[WHAT IS ASKED]: Select all lines holding the word "this" from the entries that follow.

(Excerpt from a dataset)
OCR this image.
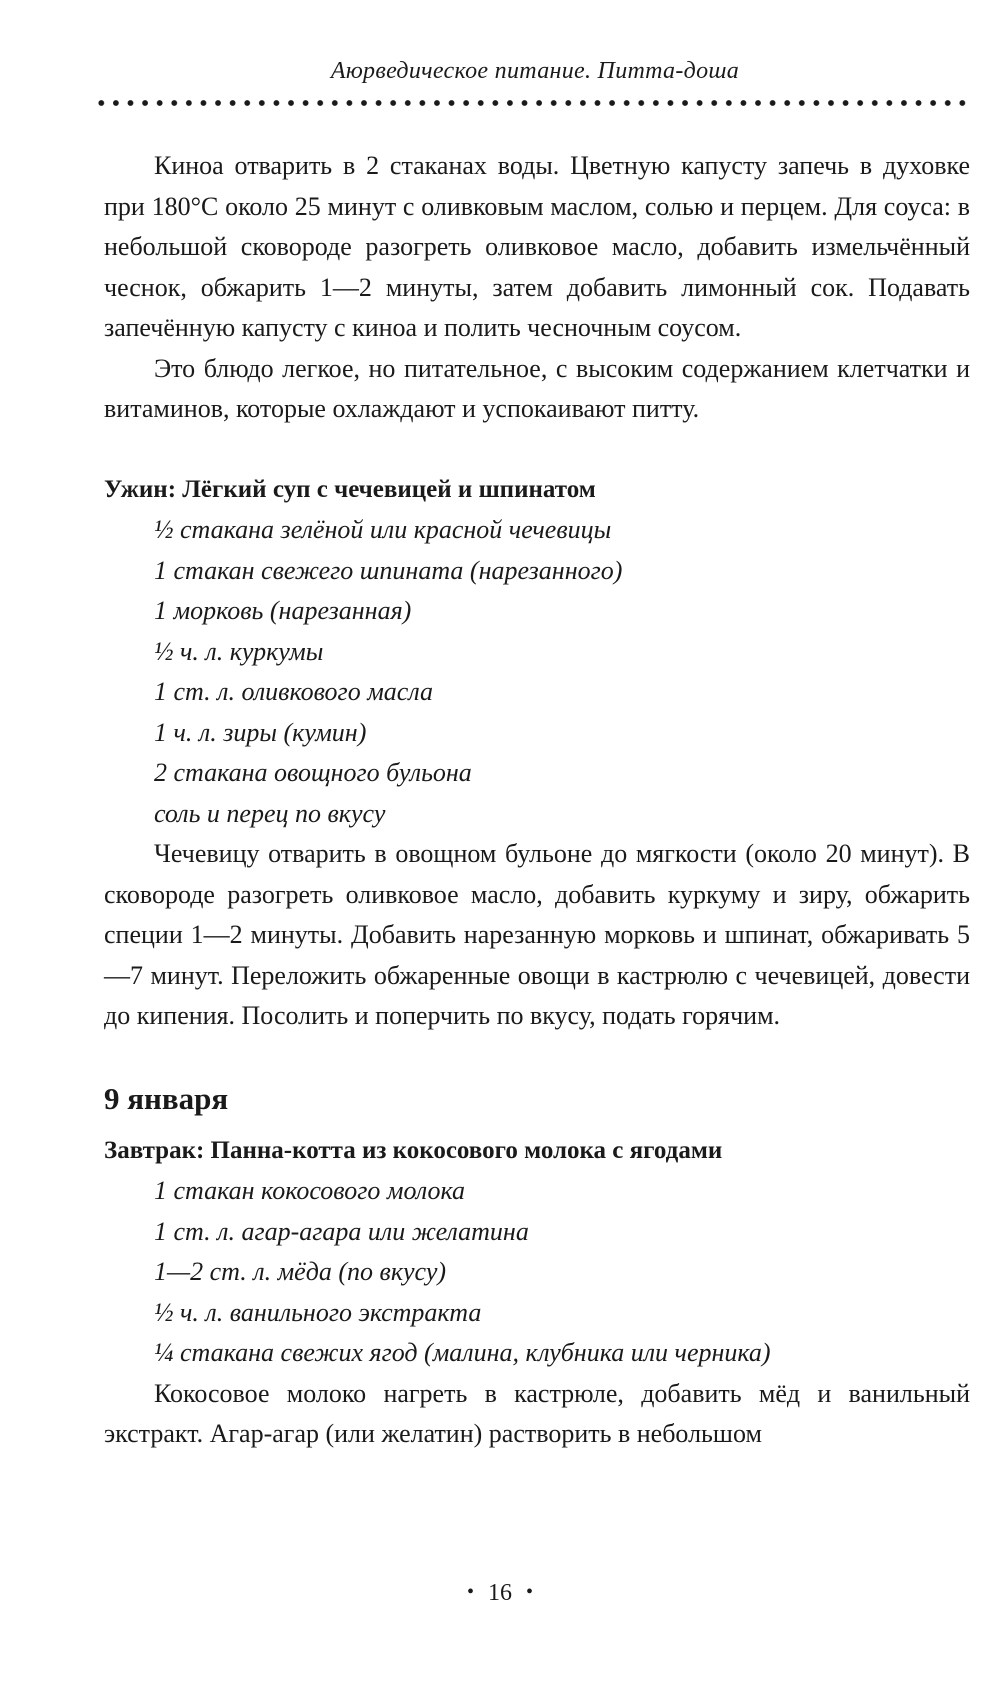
Аюрведическое питание. Питта-доша

Киноа отварить в 2 стаканах воды. Цветную капусту запечь в духовке при 180°С около 25 минут с оливковым маслом, солью и перцем. Для соуса: в небольшой сковороде разогреть оливковое масло, добавить измельчённый чеснок, обжарить 1—2 минуты, затем добавить лимонный сок. Подавать запечённую капусту с киноа и полить чесночным соусом.

Это блюдо легкое, но питательное, с высоким содержанием клетчатки и витаминов, которые охлаждают и успокаивают питту.

Ужин: Лёгкий суп с чечевицей и шпинатом

½ стакана зелёной или красной чечевицы
1 стакан свежего шпината (нарезанного)
1 морковь (нарезанная)
½ ч. л. куркумы
1 ст. л. оливкового масла
1 ч. л. зиры (кумин)
2 стакана овощного бульона
соль и перец по вкусу

Чечевицу отварить в овощном бульоне до мягкости (около 20 минут). В сковороде разогреть оливковое масло, добавить куркуму и зиру, обжарить специи 1—2 минуты. Добавить нарезанную морковь и шпинат, обжаривать 5—7 минут. Переложить обжаренные овощи в кастрюлю с чечевицей, довести до кипения. Посолить и поперчить по вкусу, подать горячим.

9 января

Завтрак: Панна-котта из кокосового молока с ягодами

1 стакан кокосового молока
1 ст. л. агар-агара или желатина
1—2 ст. л. мёда (по вкусу)
½ ч. л. ванильного экстракта
¼ стакана свежих ягод (малина, клубника или черника)

Кокосовое молоко нагреть в кастрюле, добавить мёд и ванильный экстракт. Агар-агар (или желатин) растворить в небольшом

• 16 •
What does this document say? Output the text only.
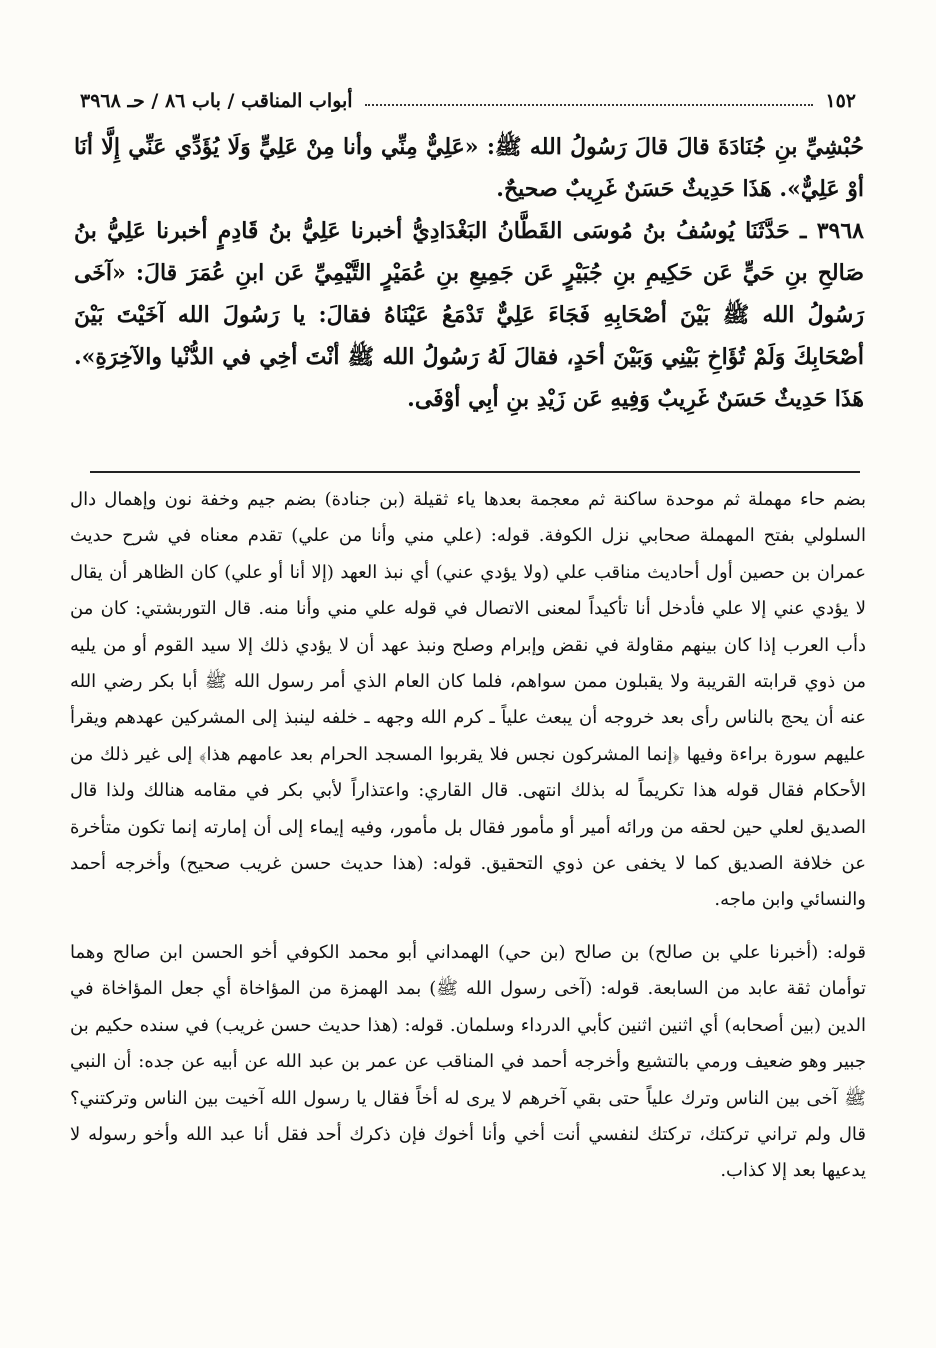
١٥٢
أبواب المناقب / باب ٨٦ / حـ ٣٩٦٨

حُبْشِيِّ بنِ جُنَادَةَ قالَ قالَ رَسُولُ الله ﷺ: «عَلِيٌّ مِنِّي وأنا مِنْ عَلِيٍّ وَلَا يُؤَدِّي عَنِّي إِلَّا أنَا أوْ عَلِيٌّ». هَذَا حَدِيثٌ حَسَنٌ غَرِيبٌ صحيحٌ.

٣٩٦٨ ـ حَدَّثَنَا يُوسُفُ بنُ مُوسَى القَطَّانُ البَغْدَادِيُّ أخبرنا عَلِيُّ بنُ قَادِمٍ أخبرنا عَلِيُّ بنُ صَالحِ بنِ حَيٍّ عَن حَكِيمِ بنِ جُبَيْرٍ عَن جَمِيعِ بنِ عُمَيْرٍ التَّيْمِيِّ عَن ابنِ عُمَرَ قالَ: «آخَى رَسُولُ الله ﷺ بَيْنَ أصْحَابِهِ فَجَاءَ عَلِيٌّ تَدْمَعُ عَيْنَاهُ فقالَ: يا رَسُولَ الله آخَيْتَ بَيْنَ أصْحَابِكَ وَلَمْ تُؤَاخِ بَيْنِي وَبَيْنَ أحَدٍ، فقالَ لَهُ رَسُولُ الله ﷺ أنْتَ أخِي في الدُّنْيا والآخِرَةِ». هَذَا حَدِيثٌ حَسَنٌ غَرِيبٌ وَفِيهِ عَن زَيْدِ بنِ أبِي أوْفَى.

بضم حاء مهملة ثم موحدة ساكنة ثم معجمة بعدها ياء ثقيلة (بن جنادة) بضم جيم وخفة نون وإهمال دال السلولي بفتح المهملة صحابي نزل الكوفة. قوله: (علي مني وأنا من علي) تقدم معناه في شرح حديث عمران بن حصين أول أحاديث مناقب علي (ولا يؤدي عني) أي نبذ العهد (إلا أنا أو علي) كان الظاهر أن يقال لا يؤدي عني إلا علي فأدخل أنا تأكيداً لمعنى الاتصال في قوله علي مني وأنا منه. قال التوربشتي: كان من دأب العرب إذا كان بينهم مقاولة في نقض وإبرام وصلح ونبذ عهد أن لا يؤدي ذلك إلا سيد القوم أو من يليه من ذوي قرابته القريبة ولا يقبلون ممن سواهم، فلما كان العام الذي أمر رسول الله ﷺ أبا بكر رضي الله عنه أن يحج بالناس رأى بعد خروجه أن يبعث علياً ـ كرم الله وجهه ـ خلفه لينبذ إلى المشركين عهدهم ويقرأ عليهم سورة براءة وفيها ﴿إنما المشركون نجس فلا يقربوا المسجد الحرام بعد عامهم هذا﴾ إلى غير ذلك من الأحكام فقال قوله هذا تكريماً له بذلك انتهى. قال القاري: واعتذاراً لأبي بكر في مقامه هنالك ولذا قال الصديق لعلي حين لحقه من ورائه أمير أو مأمور فقال بل مأمور، وفيه إيماء إلى أن إمارته إنما تكون متأخرة عن خلافة الصديق كما لا يخفى عن ذوي التحقيق. قوله: (هذا حديث حسن غريب صحيح) وأخرجه أحمد والنسائي وابن ماجه.

قوله: (أخبرنا علي بن صالح) بن صالح (بن حي) الهمداني أبو محمد الكوفي أخو الحسن ابن صالح وهما توأمان ثقة عابد من السابعة. قوله: (آخى رسول الله ﷺ) بمد الهمزة من المؤاخاة أي جعل المؤاخاة في الدين (بين أصحابه) أي اثنين اثنين كأبي الدرداء وسلمان. قوله: (هذا حديث حسن غريب) في سنده حكيم بن جبير وهو ضعيف ورمي بالتشيع وأخرجه أحمد في المناقب عن عمر بن عبد الله عن أبيه عن جده: أن النبي ﷺ آخى بين الناس وترك علياً حتى بقي آخرهم لا يرى له أخاً فقال يا رسول الله آخيت بين الناس وتركتني؟ قال ولم تراني تركتك، تركتك لنفسي أنت أخي وأنا أخوك فإن ذكرك أحد فقل أنا عبد الله وأخو رسوله لا يدعيها بعد إلا كذاب.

[FULL SOLUTION]:
OCR this image.
What does this document say? Output the text only.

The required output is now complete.